[To do] Give an exact transcription of every line, dropping the images.

── Entries ──

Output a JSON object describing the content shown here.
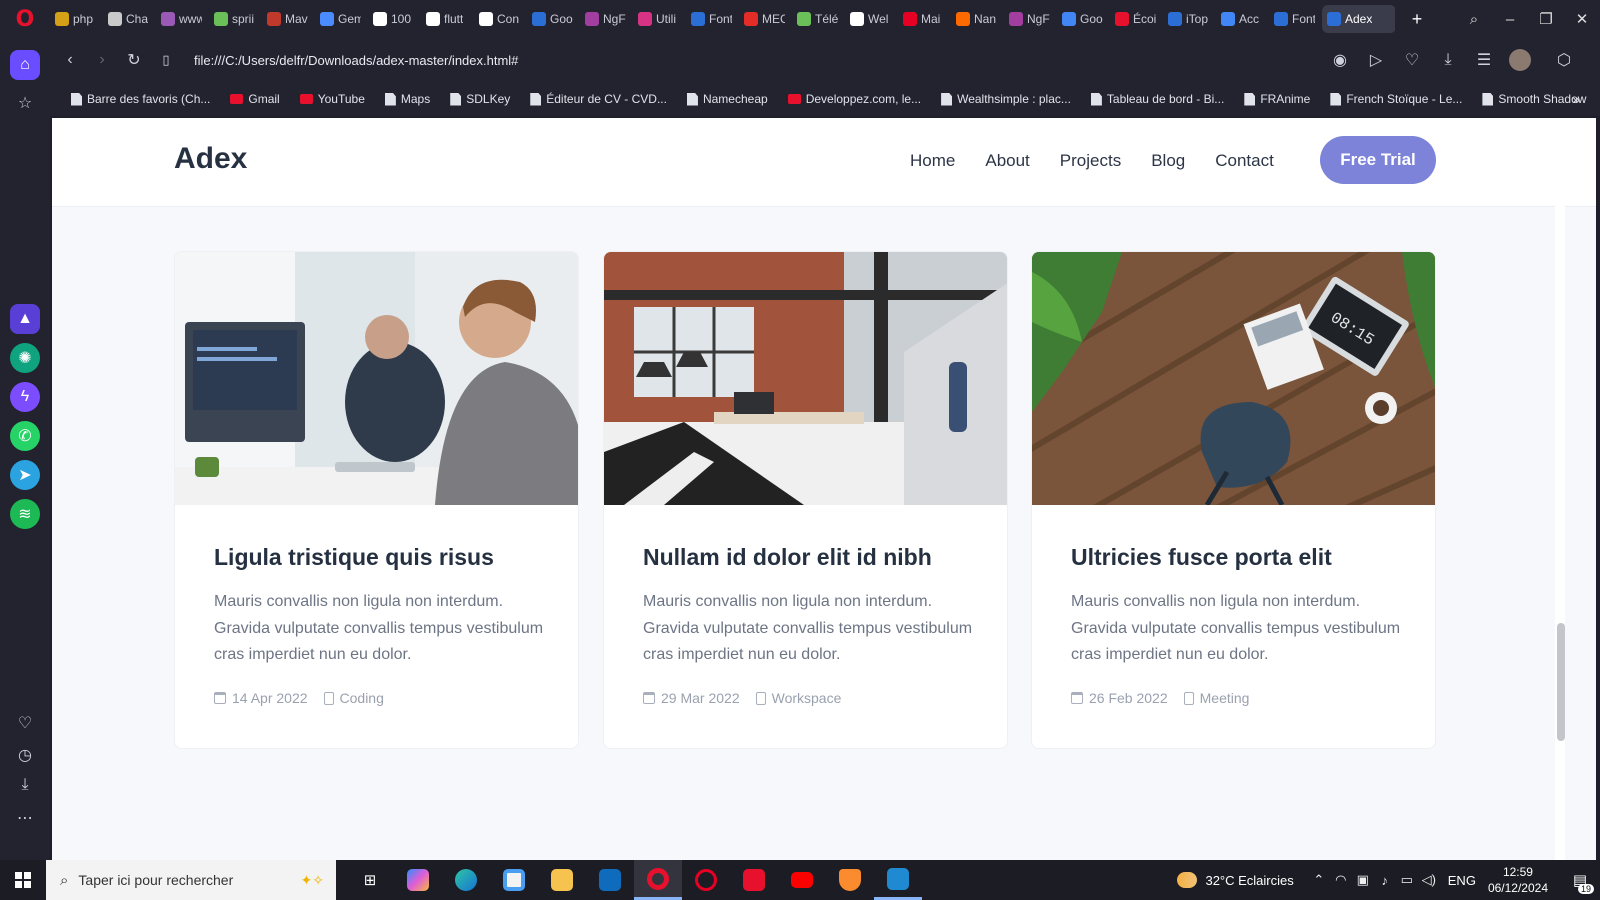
{
  "browser": {
    "tabs": [
      {
        "label": "php",
        "color": "#d4a017"
      },
      {
        "label": "Cha",
        "color": "#c9c9c9"
      },
      {
        "label": "www",
        "color": "#9b59b6"
      },
      {
        "label": "sprii",
        "color": "#6bbf59"
      },
      {
        "label": "Mav",
        "color": "#c0392b"
      },
      {
        "label": "Gem",
        "color": "#4a8cff"
      },
      {
        "label": "100",
        "color": "#ffffff"
      },
      {
        "label": "flutt",
        "color": "#ffffff"
      },
      {
        "label": "Con",
        "color": "#ffffff"
      },
      {
        "label": "Goo",
        "color": "#2b6fd6"
      },
      {
        "label": "NgF",
        "color": "#a23ea0"
      },
      {
        "label": "Utili",
        "color": "#d63384"
      },
      {
        "label": "Font",
        "color": "#2b6fd6"
      },
      {
        "label": "MEC",
        "color": "#e52d27"
      },
      {
        "label": "Télé",
        "color": "#6bbf59"
      },
      {
        "label": "Wel",
        "color": "#ffffff"
      },
      {
        "label": "Mai",
        "color": "#e60023"
      },
      {
        "label": "Nan",
        "color": "#ff6a00"
      },
      {
        "label": "NgF",
        "color": "#a23ea0"
      },
      {
        "label": "Goo",
        "color": "#4285f4"
      },
      {
        "label": "Écoi",
        "color": "#e8112d"
      },
      {
        "label": "iTop",
        "color": "#2b6fd6"
      },
      {
        "label": "Acc",
        "color": "#4285f4"
      },
      {
        "label": "Font",
        "color": "#2b6fd6"
      }
    ],
    "active_tab": {
      "label": "Adex",
      "color": "#2b6fd6"
    },
    "new_tab_symbol": "+",
    "url": "file:///C:/Users/delfr/Downloads/adex-master/index.html#",
    "bookmarks": [
      {
        "label": "Barre des favoris (Ch...",
        "icon": "folder-icon"
      },
      {
        "label": "Gmail",
        "icon": "gmail-icon"
      },
      {
        "label": "YouTube",
        "icon": "youtube-icon"
      },
      {
        "label": "Maps",
        "icon": "page-icon"
      },
      {
        "label": "SDLKey",
        "icon": "page-icon"
      },
      {
        "label": "Éditeur de CV - CVD...",
        "icon": "page-icon"
      },
      {
        "label": "Namecheap",
        "icon": "page-icon"
      },
      {
        "label": "Developpez.com, le...",
        "icon": "developpez-icon"
      },
      {
        "label": "Wealthsimple : plac...",
        "icon": "page-icon"
      },
      {
        "label": "Tableau de bord - Bi...",
        "icon": "page-icon"
      },
      {
        "label": "FRAnime",
        "icon": "page-icon"
      },
      {
        "label": "French Stoïque - Le...",
        "icon": "page-icon"
      },
      {
        "label": "Smooth Shadow",
        "icon": "page-icon"
      }
    ]
  },
  "site": {
    "logo": "Adex",
    "menu": [
      "Home",
      "About",
      "Projects",
      "Blog",
      "Contact"
    ],
    "cta": "Free Trial",
    "accent": "#7c83d8"
  },
  "posts": [
    {
      "title": "Ligula tristique quis risus",
      "excerpt": "Mauris convallis non ligula non interdum. Gravida vulputate convallis tempus vestibulum cras imperdiet nun eu dolor.",
      "date": "14 Apr 2022",
      "category": "Coding"
    },
    {
      "title": "Nullam id dolor elit id nibh",
      "excerpt": "Mauris convallis non ligula non interdum. Gravida vulputate convallis tempus vestibulum cras imperdiet nun eu dolor.",
      "date": "29 Mar 2022",
      "category": "Workspace"
    },
    {
      "title": "Ultricies fusce porta elit",
      "excerpt": "Mauris convallis non ligula non interdum. Gravida vulputate convallis tempus vestibulum cras imperdiet nun eu dolor.",
      "date": "26 Feb 2022",
      "category": "Meeting"
    }
  ],
  "taskbar": {
    "search_placeholder": "Taper ici pour rechercher",
    "weather": "32°C  Eclaircies",
    "language": "ENG",
    "time": "12:59",
    "date": "06/12/2024",
    "notifications": "19"
  }
}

───

[Answer to the exercise]
Output a JSON object describing the content shown here.
{
  "browser": {
    "tabs": [
      {
        "label": "php",
        "color": "#d4a017"
      },
      {
        "label": "Cha",
        "color": "#c9c9c9"
      },
      {
        "label": "www",
        "color": "#9b59b6"
      },
      {
        "label": "sprii",
        "color": "#6bbf59"
      },
      {
        "label": "Mav",
        "color": "#c0392b"
      },
      {
        "label": "Gem",
        "color": "#4a8cff"
      },
      {
        "label": "100",
        "color": "#ffffff"
      },
      {
        "label": "flutt",
        "color": "#ffffff"
      },
      {
        "label": "Con",
        "color": "#ffffff"
      },
      {
        "label": "Goo",
        "color": "#2b6fd6"
      },
      {
        "label": "NgF",
        "color": "#a23ea0"
      },
      {
        "label": "Utili",
        "color": "#d63384"
      },
      {
        "label": "Font",
        "color": "#2b6fd6"
      },
      {
        "label": "MEC",
        "color": "#e52d27"
      },
      {
        "label": "Télé",
        "color": "#6bbf59"
      },
      {
        "label": "Wel",
        "color": "#ffffff"
      },
      {
        "label": "Mai",
        "color": "#e60023"
      },
      {
        "label": "Nan",
        "color": "#ff6a00"
      },
      {
        "label": "NgF",
        "color": "#a23ea0"
      },
      {
        "label": "Goo",
        "color": "#4285f4"
      },
      {
        "label": "Écoi",
        "color": "#e8112d"
      },
      {
        "label": "iTop",
        "color": "#2b6fd6"
      },
      {
        "label": "Acc",
        "color": "#4285f4"
      },
      {
        "label": "Font",
        "color": "#2b6fd6"
      }
    ],
    "active_tab": {
      "label": "Adex",
      "color": "#2b6fd6"
    },
    "new_tab_symbol": "+",
    "url": "file:///C:/Users/delfr/Downloads/adex-master/index.html#",
    "bookmarks": [
      {
        "label": "Barre des favoris (Ch...",
        "icon": "folder-icon"
      },
      {
        "label": "Gmail",
        "icon": "gmail-icon"
      },
      {
        "label": "YouTube",
        "icon": "youtube-icon"
      },
      {
        "label": "Maps",
        "icon": "page-icon"
      },
      {
        "label": "SDLKey",
        "icon": "page-icon"
      },
      {
        "label": "Éditeur de CV - CVD...",
        "icon": "page-icon"
      },
      {
        "label": "Namecheap",
        "icon": "page-icon"
      },
      {
        "label": "Developpez.com, le...",
        "icon": "developpez-icon"
      },
      {
        "label": "Wealthsimple : plac...",
        "icon": "page-icon"
      },
      {
        "label": "Tableau de bord - Bi...",
        "icon": "page-icon"
      },
      {
        "label": "FRAnime",
        "icon": "page-icon"
      },
      {
        "label": "French Stoïque - Le...",
        "icon": "page-icon"
      },
      {
        "label": "Smooth Shadow",
        "icon": "page-icon"
      }
    ]
  },
  "site": {
    "logo": "Adex",
    "menu": [
      "Home",
      "About",
      "Projects",
      "Blog",
      "Contact"
    ],
    "cta": "Free Trial",
    "accent": "#7c83d8"
  },
  "posts": [
    {
      "title": "Ligula tristique quis risus",
      "excerpt": "Mauris convallis non ligula non interdum. Gravida vulputate convallis tempus vestibulum cras imperdiet nun eu dolor.",
      "date": "14 Apr 2022",
      "category": "Coding"
    },
    {
      "title": "Nullam id dolor elit id nibh",
      "excerpt": "Mauris convallis non ligula non interdum. Gravida vulputate convallis tempus vestibulum cras imperdiet nun eu dolor.",
      "date": "29 Mar 2022",
      "category": "Workspace"
    },
    {
      "title": "Ultricies fusce porta elit",
      "excerpt": "Mauris convallis non ligula non interdum. Gravida vulputate convallis tempus vestibulum cras imperdiet nun eu dolor.",
      "date": "26 Feb 2022",
      "category": "Meeting"
    }
  ],
  "taskbar": {
    "search_placeholder": "Taper ici pour rechercher",
    "weather": "32°C  Eclaircies",
    "language": "ENG",
    "time": "12:59",
    "date": "06/12/2024",
    "notifications": "19"
  }
}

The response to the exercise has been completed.